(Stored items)
— start —
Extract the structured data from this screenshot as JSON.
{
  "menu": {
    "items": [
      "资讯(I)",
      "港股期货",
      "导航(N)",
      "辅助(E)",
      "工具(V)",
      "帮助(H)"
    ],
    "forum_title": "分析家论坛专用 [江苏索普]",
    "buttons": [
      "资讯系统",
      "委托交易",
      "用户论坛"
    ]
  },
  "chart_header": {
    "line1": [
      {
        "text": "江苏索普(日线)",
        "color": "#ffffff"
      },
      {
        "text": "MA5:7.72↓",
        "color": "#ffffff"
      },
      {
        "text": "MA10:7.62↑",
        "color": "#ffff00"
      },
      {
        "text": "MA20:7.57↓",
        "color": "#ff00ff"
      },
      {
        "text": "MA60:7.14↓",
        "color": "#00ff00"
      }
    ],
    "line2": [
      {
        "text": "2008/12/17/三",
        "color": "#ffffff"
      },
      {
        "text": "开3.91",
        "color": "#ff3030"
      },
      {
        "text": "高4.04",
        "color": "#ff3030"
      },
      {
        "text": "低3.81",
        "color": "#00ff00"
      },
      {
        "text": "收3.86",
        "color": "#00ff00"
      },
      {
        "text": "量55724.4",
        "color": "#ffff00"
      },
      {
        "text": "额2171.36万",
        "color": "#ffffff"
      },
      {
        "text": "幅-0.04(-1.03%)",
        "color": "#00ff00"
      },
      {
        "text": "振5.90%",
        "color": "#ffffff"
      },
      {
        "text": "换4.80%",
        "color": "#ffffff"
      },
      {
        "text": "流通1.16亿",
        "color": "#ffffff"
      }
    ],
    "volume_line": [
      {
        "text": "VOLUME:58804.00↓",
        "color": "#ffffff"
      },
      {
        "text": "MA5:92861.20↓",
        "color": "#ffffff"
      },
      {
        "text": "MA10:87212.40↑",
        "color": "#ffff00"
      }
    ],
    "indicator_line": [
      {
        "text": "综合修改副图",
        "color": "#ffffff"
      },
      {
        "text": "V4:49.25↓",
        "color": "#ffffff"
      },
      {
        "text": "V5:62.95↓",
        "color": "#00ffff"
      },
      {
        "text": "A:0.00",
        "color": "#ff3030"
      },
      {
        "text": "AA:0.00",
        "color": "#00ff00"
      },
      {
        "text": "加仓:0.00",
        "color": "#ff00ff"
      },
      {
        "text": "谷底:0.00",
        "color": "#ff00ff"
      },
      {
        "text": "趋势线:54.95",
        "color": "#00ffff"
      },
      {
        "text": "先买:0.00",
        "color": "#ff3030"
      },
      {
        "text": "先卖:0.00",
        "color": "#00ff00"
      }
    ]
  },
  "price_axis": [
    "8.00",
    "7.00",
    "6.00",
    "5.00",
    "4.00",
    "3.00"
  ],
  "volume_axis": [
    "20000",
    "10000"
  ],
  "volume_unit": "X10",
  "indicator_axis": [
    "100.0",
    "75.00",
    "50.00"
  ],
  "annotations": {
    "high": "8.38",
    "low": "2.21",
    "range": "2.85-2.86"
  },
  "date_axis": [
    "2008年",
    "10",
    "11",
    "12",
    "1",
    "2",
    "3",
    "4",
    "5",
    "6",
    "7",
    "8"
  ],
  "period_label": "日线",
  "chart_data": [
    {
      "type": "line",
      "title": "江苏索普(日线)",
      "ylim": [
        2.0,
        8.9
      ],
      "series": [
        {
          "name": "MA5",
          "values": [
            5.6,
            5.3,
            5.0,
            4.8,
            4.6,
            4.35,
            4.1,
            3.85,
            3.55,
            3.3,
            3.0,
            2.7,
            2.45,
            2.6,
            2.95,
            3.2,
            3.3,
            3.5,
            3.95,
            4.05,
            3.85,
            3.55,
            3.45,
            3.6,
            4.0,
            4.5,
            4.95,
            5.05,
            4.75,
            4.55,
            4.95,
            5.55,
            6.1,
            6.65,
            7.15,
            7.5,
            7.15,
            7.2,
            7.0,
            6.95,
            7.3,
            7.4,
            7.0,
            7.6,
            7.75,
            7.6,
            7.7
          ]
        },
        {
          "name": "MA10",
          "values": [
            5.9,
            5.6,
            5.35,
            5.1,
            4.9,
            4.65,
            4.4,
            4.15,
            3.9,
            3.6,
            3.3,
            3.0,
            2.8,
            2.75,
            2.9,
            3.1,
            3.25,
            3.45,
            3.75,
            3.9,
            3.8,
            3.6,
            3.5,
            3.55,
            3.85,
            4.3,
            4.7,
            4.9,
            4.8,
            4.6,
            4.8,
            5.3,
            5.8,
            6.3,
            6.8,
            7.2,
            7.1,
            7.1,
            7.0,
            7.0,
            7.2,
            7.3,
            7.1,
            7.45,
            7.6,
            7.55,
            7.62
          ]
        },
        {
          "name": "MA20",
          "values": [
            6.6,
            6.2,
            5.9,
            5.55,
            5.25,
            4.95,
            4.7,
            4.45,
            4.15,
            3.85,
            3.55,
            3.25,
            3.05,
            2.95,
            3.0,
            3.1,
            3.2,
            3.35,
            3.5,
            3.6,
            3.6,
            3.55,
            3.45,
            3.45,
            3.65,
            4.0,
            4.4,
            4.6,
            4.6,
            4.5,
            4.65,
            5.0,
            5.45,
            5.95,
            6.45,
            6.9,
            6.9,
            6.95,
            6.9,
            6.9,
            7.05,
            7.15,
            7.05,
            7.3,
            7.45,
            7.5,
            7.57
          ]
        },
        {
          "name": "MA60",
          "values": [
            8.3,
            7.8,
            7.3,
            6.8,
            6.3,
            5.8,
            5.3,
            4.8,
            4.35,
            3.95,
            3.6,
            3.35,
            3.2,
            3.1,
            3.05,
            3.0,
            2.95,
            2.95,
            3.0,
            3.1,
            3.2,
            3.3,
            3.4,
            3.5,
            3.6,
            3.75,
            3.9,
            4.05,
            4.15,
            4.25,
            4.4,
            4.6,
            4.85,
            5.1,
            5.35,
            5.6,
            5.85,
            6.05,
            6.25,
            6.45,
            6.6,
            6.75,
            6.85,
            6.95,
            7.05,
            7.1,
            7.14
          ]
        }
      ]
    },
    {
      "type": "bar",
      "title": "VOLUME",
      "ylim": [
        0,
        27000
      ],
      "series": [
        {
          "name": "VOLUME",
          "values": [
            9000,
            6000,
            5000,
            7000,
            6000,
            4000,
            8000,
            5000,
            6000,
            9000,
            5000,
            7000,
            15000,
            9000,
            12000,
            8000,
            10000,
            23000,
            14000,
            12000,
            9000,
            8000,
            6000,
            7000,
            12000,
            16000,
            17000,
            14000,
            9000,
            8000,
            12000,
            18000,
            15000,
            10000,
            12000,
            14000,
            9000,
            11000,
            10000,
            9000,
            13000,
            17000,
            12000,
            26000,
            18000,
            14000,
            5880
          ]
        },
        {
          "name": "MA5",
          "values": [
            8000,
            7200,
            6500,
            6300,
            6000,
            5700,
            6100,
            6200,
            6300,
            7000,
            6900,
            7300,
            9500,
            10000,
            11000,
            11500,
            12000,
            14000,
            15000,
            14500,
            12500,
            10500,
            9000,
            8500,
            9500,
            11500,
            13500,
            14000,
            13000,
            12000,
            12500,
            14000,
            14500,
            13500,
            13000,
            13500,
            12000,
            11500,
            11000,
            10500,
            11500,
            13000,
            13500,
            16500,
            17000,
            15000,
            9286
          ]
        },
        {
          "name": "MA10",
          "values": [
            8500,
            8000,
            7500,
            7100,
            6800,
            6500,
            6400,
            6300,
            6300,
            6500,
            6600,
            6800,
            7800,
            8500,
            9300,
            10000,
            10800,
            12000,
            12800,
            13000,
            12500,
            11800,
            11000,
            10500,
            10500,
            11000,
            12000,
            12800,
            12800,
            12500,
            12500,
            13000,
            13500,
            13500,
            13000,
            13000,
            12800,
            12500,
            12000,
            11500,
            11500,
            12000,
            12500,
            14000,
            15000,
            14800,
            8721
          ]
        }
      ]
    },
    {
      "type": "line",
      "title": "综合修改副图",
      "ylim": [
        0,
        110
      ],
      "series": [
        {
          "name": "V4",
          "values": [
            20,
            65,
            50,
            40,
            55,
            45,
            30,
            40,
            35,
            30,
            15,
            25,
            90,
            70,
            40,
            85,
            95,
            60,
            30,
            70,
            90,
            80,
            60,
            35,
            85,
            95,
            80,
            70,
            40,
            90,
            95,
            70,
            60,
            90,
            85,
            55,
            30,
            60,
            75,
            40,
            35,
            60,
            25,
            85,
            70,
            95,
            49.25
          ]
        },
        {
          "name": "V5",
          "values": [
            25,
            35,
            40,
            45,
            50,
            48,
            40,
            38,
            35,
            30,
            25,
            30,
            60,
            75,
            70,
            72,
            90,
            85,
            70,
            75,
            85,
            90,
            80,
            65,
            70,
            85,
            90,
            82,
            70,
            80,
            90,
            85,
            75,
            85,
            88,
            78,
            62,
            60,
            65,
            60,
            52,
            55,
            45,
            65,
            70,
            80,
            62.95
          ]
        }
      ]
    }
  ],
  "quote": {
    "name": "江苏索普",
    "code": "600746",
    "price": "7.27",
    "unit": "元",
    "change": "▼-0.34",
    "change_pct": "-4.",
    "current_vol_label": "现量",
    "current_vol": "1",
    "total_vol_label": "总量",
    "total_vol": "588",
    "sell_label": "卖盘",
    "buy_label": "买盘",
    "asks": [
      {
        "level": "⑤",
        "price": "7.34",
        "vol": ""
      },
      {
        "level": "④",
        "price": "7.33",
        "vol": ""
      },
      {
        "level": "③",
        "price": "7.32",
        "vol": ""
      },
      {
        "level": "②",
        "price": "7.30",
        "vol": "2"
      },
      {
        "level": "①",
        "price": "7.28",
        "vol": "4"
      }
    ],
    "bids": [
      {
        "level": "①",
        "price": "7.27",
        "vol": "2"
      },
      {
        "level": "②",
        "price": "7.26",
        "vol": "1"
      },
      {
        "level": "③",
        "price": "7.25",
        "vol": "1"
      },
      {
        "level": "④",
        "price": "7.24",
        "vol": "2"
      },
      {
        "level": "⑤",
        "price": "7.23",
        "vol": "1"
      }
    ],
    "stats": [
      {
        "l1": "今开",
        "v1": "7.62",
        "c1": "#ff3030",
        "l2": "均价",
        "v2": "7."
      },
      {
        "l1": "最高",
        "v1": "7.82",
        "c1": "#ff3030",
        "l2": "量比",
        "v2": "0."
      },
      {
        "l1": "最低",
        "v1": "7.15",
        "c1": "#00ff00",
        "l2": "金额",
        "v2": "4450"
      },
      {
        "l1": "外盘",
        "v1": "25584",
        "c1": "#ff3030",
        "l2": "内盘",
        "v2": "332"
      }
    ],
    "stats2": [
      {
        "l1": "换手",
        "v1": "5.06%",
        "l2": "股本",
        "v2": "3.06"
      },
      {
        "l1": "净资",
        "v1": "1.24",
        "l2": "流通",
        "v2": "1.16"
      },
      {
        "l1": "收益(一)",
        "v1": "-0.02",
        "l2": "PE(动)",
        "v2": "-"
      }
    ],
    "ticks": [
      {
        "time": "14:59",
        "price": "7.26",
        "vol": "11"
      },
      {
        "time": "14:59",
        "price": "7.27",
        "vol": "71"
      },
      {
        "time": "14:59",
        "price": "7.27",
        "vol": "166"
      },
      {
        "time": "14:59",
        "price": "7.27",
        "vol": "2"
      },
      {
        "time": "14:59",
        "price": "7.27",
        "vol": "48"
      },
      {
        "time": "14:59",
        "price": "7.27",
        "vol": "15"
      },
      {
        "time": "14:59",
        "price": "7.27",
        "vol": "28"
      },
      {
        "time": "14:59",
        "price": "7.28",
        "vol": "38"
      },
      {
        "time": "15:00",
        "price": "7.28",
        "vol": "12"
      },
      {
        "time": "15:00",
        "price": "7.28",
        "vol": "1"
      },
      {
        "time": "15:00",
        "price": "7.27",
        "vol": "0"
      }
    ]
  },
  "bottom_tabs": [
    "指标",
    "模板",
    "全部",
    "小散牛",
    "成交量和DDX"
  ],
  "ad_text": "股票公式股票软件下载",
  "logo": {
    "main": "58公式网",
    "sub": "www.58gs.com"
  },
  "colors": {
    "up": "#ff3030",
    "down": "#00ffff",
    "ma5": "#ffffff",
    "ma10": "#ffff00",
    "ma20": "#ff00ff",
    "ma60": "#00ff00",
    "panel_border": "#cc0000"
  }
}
— end —
(Directions):
Copy every single line of the material above that holds "name".

(Solution to this problem):
          "name": "MA5",
          "name": "MA10",
          "name": "MA20",
          "name": "MA60",
          "name": "VOLUME",
          "name": "MA5",
          "name": "MA10",
          "name": "V4",
          "name": "V5",
    "name": "江苏索普",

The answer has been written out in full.